Dataset items
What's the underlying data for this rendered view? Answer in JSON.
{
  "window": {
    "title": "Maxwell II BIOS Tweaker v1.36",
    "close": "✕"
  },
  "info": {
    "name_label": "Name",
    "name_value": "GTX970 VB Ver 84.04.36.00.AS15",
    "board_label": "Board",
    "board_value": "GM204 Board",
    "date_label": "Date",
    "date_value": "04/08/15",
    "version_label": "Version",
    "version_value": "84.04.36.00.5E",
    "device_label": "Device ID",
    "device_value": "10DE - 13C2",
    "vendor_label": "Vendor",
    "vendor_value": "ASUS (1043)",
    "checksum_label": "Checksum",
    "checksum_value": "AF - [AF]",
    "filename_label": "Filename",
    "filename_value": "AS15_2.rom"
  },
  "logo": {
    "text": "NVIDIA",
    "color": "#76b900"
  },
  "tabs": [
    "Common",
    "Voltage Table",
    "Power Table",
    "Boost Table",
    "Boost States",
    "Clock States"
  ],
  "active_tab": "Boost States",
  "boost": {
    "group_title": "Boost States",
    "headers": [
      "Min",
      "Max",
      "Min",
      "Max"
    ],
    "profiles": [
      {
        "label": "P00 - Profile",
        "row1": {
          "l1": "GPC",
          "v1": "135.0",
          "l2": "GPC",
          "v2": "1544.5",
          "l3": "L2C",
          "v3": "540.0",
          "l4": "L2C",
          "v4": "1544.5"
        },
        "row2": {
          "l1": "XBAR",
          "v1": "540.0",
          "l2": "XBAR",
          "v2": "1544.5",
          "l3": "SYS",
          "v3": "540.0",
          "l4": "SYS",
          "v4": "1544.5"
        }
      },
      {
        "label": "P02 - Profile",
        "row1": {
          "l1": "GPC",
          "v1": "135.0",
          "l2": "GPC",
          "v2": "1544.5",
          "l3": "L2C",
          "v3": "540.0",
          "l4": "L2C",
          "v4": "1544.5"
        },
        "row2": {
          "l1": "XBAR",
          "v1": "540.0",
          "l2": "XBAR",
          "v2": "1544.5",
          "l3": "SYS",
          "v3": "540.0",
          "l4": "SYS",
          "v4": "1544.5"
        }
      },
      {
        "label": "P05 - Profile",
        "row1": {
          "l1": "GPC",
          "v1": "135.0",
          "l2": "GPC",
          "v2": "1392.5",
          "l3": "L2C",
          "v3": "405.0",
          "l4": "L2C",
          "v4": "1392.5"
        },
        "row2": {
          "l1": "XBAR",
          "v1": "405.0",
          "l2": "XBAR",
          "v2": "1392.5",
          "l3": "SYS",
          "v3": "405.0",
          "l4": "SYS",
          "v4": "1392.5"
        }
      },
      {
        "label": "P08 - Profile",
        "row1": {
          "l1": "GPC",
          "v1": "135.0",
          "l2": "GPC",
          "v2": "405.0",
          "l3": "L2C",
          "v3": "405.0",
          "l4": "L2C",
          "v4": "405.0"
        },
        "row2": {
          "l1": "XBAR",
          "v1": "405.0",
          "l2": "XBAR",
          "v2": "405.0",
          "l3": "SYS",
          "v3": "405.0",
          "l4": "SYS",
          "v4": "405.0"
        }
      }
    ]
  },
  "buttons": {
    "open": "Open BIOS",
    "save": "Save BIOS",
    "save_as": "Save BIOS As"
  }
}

### Stated task
Without leaving anything out, quote all the data.

### Response to this task
What's the underlying data for this rendered view? Answer in JSON.
{
  "window": {
    "title": "Maxwell II BIOS Tweaker v1.36",
    "close": "✕"
  },
  "info": {
    "name_label": "Name",
    "name_value": "GTX970 VB Ver 84.04.36.00.AS15",
    "board_label": "Board",
    "board_value": "GM204 Board",
    "date_label": "Date",
    "date_value": "04/08/15",
    "version_label": "Version",
    "version_value": "84.04.36.00.5E",
    "device_label": "Device ID",
    "device_value": "10DE - 13C2",
    "vendor_label": "Vendor",
    "vendor_value": "ASUS (1043)",
    "checksum_label": "Checksum",
    "checksum_value": "AF - [AF]",
    "filename_label": "Filename",
    "filename_value": "AS15_2.rom"
  },
  "logo": {
    "text": "NVIDIA",
    "color": "#76b900"
  },
  "tabs": [
    "Common",
    "Voltage Table",
    "Power Table",
    "Boost Table",
    "Boost States",
    "Clock States"
  ],
  "active_tab": "Boost States",
  "boost": {
    "group_title": "Boost States",
    "headers": [
      "Min",
      "Max",
      "Min",
      "Max"
    ],
    "profiles": [
      {
        "label": "P00 - Profile",
        "row1": {
          "l1": "GPC",
          "v1": "135.0",
          "l2": "GPC",
          "v2": "1544.5",
          "l3": "L2C",
          "v3": "540.0",
          "l4": "L2C",
          "v4": "1544.5"
        },
        "row2": {
          "l1": "XBAR",
          "v1": "540.0",
          "l2": "XBAR",
          "v2": "1544.5",
          "l3": "SYS",
          "v3": "540.0",
          "l4": "SYS",
          "v4": "1544.5"
        }
      },
      {
        "label": "P02 - Profile",
        "row1": {
          "l1": "GPC",
          "v1": "135.0",
          "l2": "GPC",
          "v2": "1544.5",
          "l3": "L2C",
          "v3": "540.0",
          "l4": "L2C",
          "v4": "1544.5"
        },
        "row2": {
          "l1": "XBAR",
          "v1": "540.0",
          "l2": "XBAR",
          "v2": "1544.5",
          "l3": "SYS",
          "v3": "540.0",
          "l4": "SYS",
          "v4": "1544.5"
        }
      },
      {
        "label": "P05 - Profile",
        "row1": {
          "l1": "GPC",
          "v1": "135.0",
          "l2": "GPC",
          "v2": "1392.5",
          "l3": "L2C",
          "v3": "405.0",
          "l4": "L2C",
          "v4": "1392.5"
        },
        "row2": {
          "l1": "XBAR",
          "v1": "405.0",
          "l2": "XBAR",
          "v2": "1392.5",
          "l3": "SYS",
          "v3": "405.0",
          "l4": "SYS",
          "v4": "1392.5"
        }
      },
      {
        "label": "P08 - Profile",
        "row1": {
          "l1": "GPC",
          "v1": "135.0",
          "l2": "GPC",
          "v2": "405.0",
          "l3": "L2C",
          "v3": "405.0",
          "l4": "L2C",
          "v4": "405.0"
        },
        "row2": {
          "l1": "XBAR",
          "v1": "405.0",
          "l2": "XBAR",
          "v2": "405.0",
          "l3": "SYS",
          "v3": "405.0",
          "l4": "SYS",
          "v4": "405.0"
        }
      }
    ]
  },
  "buttons": {
    "open": "Open BIOS",
    "save": "Save BIOS",
    "save_as": "Save BIOS As"
  }
}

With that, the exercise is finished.